Extrait du texte.
****************

Déjà 25 ans que cela dure. Hé oui, on ne dirait pas comme ça, mais le modèle RG de nos Nippons d’Ibanez est apparu il y a déjà un quart de siècle, et a su entre-temps tailler une place de choix au panthéon des guitares vénérées par les shredders et Metalleux de tout crin. Alors, vous vous doutez bien, quand à la rédaction d’Audiofanzine, nous avons reçu un joli carton avec marqué ‘Ibanez RG’ dessus, la première réaction de Los Teignos a été, en regardant de manière insistante mes cheveux longs et ma veste à patches, de me dire : ‘toi le métalleux, tu veux me tester ça et vite fait!’
Et me voici reparti à la maison avec la RG dans son carton. En fait, il y avait un détail important que Los Teignos avait omis de me dire…
on s’fait une toile ?

****************

Contenu des données.
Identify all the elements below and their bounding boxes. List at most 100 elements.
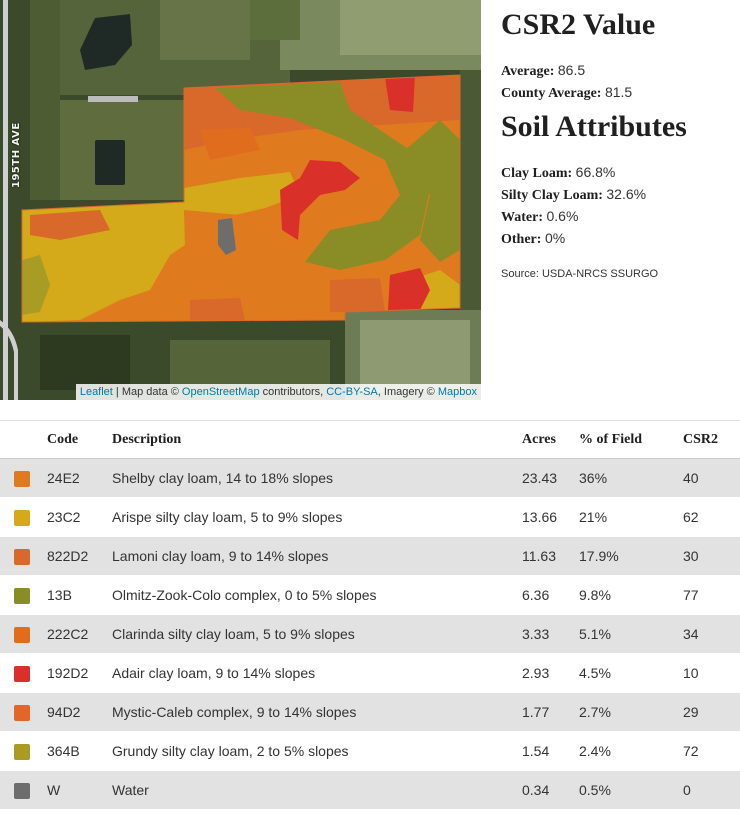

****************

Liste des tâches.
A) D'après le test de la guitare Ibanez RG, depuis combien de temps ce modèle existe-t-il ?
B) Dans le test de la guitare Ibanez RG, pourquoi Los Teignos confie-t-il l'essai de la RG au rédacteur ? Répondez en une à trois phrases.
C) Reprenez le test de la guitare Ibanez RG à la suite de sa dernière phrase.

En réponse.
A) Depuis 25 ans, soit un quart de siècle.

B) La RG est une guitare vénérée par les shredders et les métalleux. En regardant les cheveux longs et la veste à patches du rédacteur, Los Teignos le voit comme le métalleux de la rédaction et lui demande donc de la tester.

C)
C’est une fois le couvercle de la boîte enlevé que la vérité toute nue a éclaté. En effet, si la forme d’une stratoïde affinée du corps, le manche et l’accastillage sont dans les canons établis par Ibanez pour les RG, la finition est elle tout sauf habituelle. En fait, gravée à même le corps, une toile d’araignée dont le centre est le bouton de volume s’étend sur tout le corps de la guitare, lequel est aussi recouvert d’une finition noire et granuleuse. Après Steve Vai, Joe Striani, Paul Gilbert et Patrick Rondat, Ibanez aurait donc endorsé Spiderman ? La réponse est négative, mais je crois que s’il avait joué de la guitare, son modèle signature ressemblerait à cette RG.
Passé les premiers instants d’étonnement, j’eus la curiosité de prendre en main l’engin. Malgré la toile d’araignée gravée à même le corps, le poids est tout à fait similaire à celle des RG ‘classiques’. Sous la main, la finition noire granuleuse et un peu rugueuse laisse une curieuse impression de matière plastique. Ceci n’est cependant qu’une impression, car à l’instar de ses cousines, le corps de la RG 420 est fabriqué dans du tilleul.
Le manche renvoie par contre à un terrain très connu, puisqu’il a le fameux profil Wizard II, fin et plat, depuis longtemps standard chez la firme nippone, véritable autoroute à mains se prêtant sans difficulté aux acrobaties et traits de virtuosités. Sur la RG420, celui-ci est fabriqué en 3 pièces d’érable, surmonté d’une touche palissandre de bonne qualité sur laquelle les repères sont en ‘dent de requin’. Enfin, raffinement autrefois réservé aux seuls modèles haut de gamme, un binding blanc fait le tour de la touche.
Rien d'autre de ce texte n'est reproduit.